Chart and figure data

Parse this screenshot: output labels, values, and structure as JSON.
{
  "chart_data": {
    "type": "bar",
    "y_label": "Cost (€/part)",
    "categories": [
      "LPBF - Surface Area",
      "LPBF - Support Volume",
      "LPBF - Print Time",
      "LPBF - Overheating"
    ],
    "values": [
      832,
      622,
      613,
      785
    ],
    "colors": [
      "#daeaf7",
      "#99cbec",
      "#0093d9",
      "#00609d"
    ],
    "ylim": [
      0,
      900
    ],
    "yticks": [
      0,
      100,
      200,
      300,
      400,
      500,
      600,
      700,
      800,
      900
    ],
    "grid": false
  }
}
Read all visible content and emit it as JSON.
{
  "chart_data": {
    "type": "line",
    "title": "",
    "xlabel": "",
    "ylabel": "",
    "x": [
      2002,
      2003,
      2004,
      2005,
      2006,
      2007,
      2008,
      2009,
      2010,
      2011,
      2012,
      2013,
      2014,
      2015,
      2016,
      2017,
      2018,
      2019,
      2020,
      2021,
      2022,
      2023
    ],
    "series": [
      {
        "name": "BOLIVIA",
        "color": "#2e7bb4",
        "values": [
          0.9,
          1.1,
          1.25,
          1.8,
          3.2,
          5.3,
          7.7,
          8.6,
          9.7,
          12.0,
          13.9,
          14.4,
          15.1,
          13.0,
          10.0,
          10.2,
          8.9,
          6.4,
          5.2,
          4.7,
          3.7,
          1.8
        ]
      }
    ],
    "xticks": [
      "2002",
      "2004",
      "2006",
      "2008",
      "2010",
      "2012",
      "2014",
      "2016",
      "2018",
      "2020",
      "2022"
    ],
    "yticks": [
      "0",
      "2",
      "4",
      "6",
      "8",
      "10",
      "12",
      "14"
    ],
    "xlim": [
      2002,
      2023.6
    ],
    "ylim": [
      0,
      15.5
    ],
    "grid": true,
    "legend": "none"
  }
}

● **Task brief**: Nothing in the data may differ; print all of it exactly as written.

● **Answer to the exercise**:
Parse this screenshot: output labels, values, and structure as JSON.
{
  "chart_data": {
    "type": "bar",
    "y_label": "Cost (€/part)",
    "categories": [
      "LPBF - Surface Area",
      "LPBF - Support Volume",
      "LPBF - Print Time",
      "LPBF - Overheating"
    ],
    "values": [
      832,
      622,
      613,
      785
    ],
    "colors": [
      "#daeaf7",
      "#99cbec",
      "#0093d9",
      "#00609d"
    ],
    "ylim": [
      0,
      900
    ],
    "yticks": [
      0,
      100,
      200,
      300,
      400,
      500,
      600,
      700,
      800,
      900
    ],
    "grid": false
  }
}
Read all visible content and emit it as JSON.
{
  "chart_data": {
    "type": "line",
    "title": "",
    "xlabel": "",
    "ylabel": "",
    "x": [
      2002,
      2003,
      2004,
      2005,
      2006,
      2007,
      2008,
      2009,
      2010,
      2011,
      2012,
      2013,
      2014,
      2015,
      2016,
      2017,
      2018,
      2019,
      2020,
      2021,
      2022,
      2023
    ],
    "series": [
      {
        "name": "BOLIVIA",
        "color": "#2e7bb4",
        "values": [
          0.9,
          1.1,
          1.25,
          1.8,
          3.2,
          5.3,
          7.7,
          8.6,
          9.7,
          12.0,
          13.9,
          14.4,
          15.1,
          13.0,
          10.0,
          10.2,
          8.9,
          6.4,
          5.2,
          4.7,
          3.7,
          1.8
        ]
      }
    ],
    "xticks": [
      "2002",
      "2004",
      "2006",
      "2008",
      "2010",
      "2012",
      "2014",
      "2016",
      "2018",
      "2020",
      "2022"
    ],
    "yticks": [
      "0",
      "2",
      "4",
      "6",
      "8",
      "10",
      "12",
      "14"
    ],
    "xlim": [
      2002,
      2023.6
    ],
    "ylim": [
      0,
      15.5
    ],
    "grid": true,
    "legend": "none"
  }
}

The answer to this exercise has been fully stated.